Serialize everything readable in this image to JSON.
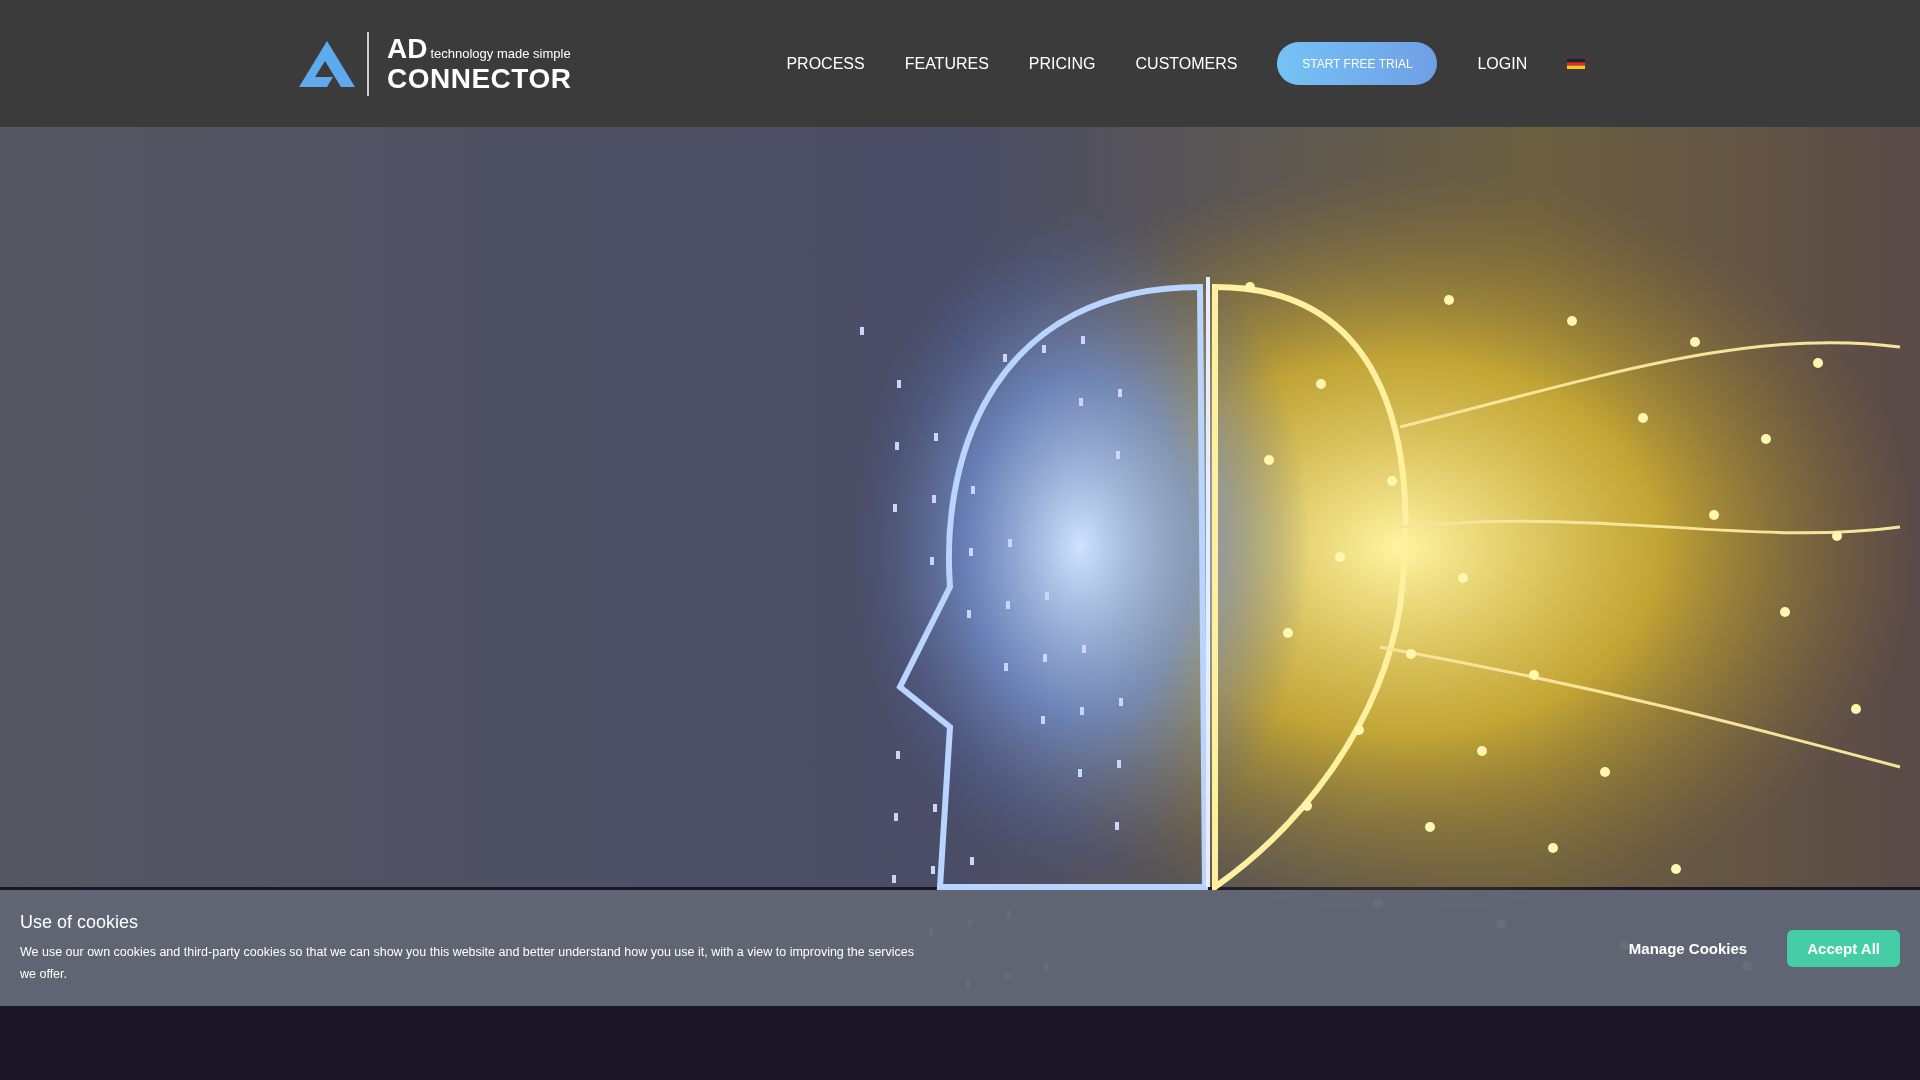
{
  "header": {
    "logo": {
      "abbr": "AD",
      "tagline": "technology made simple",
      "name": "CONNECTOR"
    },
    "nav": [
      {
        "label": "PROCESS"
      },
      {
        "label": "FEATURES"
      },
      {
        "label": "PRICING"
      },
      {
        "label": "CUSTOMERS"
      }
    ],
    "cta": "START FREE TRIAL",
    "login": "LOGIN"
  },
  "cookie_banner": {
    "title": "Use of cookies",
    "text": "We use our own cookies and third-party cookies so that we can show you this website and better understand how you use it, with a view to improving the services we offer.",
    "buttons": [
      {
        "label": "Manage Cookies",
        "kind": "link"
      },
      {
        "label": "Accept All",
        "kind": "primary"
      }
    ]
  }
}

What the task requires: List every line above that holds the word "label".

Answer for the task:
        "label": "PROCESS"
        "label": "FEATURES"
        "label": "PRICING"
        "label": "CUSTOMERS"
        "label": "Manage Cookies",
        "label": "Accept All",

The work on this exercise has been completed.